• **Goal of the exercise**: Transcribe the records below exactly.

++++ Recorded data ++++

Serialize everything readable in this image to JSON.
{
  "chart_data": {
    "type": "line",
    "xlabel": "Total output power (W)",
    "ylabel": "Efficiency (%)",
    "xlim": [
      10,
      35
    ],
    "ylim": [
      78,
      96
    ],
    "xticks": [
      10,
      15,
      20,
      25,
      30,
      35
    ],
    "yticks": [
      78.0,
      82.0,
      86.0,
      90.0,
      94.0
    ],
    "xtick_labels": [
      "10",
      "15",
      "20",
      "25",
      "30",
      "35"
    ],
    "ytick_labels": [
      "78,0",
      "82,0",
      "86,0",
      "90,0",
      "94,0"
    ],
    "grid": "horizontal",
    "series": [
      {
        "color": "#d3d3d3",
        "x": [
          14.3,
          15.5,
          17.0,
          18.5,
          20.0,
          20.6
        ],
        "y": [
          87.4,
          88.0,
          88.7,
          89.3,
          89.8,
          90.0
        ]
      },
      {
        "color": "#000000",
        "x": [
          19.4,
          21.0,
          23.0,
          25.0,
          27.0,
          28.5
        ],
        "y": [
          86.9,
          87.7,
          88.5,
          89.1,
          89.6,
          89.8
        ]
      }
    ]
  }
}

++++

• **Exercise result**:
Serialize everything readable in this image to JSON.
{
  "chart_data": {
    "type": "line",
    "xlabel": "Total output power (W)",
    "ylabel": "Efficiency (%)",
    "xlim": [
      10,
      35
    ],
    "ylim": [
      78,
      96
    ],
    "xticks": [
      10,
      15,
      20,
      25,
      30,
      35
    ],
    "yticks": [
      78.0,
      82.0,
      86.0,
      90.0,
      94.0
    ],
    "xtick_labels": [
      "10",
      "15",
      "20",
      "25",
      "30",
      "35"
    ],
    "ytick_labels": [
      "78,0",
      "82,0",
      "86,0",
      "90,0",
      "94,0"
    ],
    "grid": "horizontal",
    "series": [
      {
        "color": "#d3d3d3",
        "x": [
          14.3,
          15.5,
          17.0,
          18.5,
          20.0,
          20.6
        ],
        "y": [
          87.4,
          88.0,
          88.7,
          89.3,
          89.8,
          90.0
        ]
      },
      {
        "color": "#000000",
        "x": [
          19.4,
          21.0,
          23.0,
          25.0,
          27.0,
          28.5
        ],
        "y": [
          86.9,
          87.7,
          88.5,
          89.1,
          89.6,
          89.8
        ]
      }
    ]
  }
}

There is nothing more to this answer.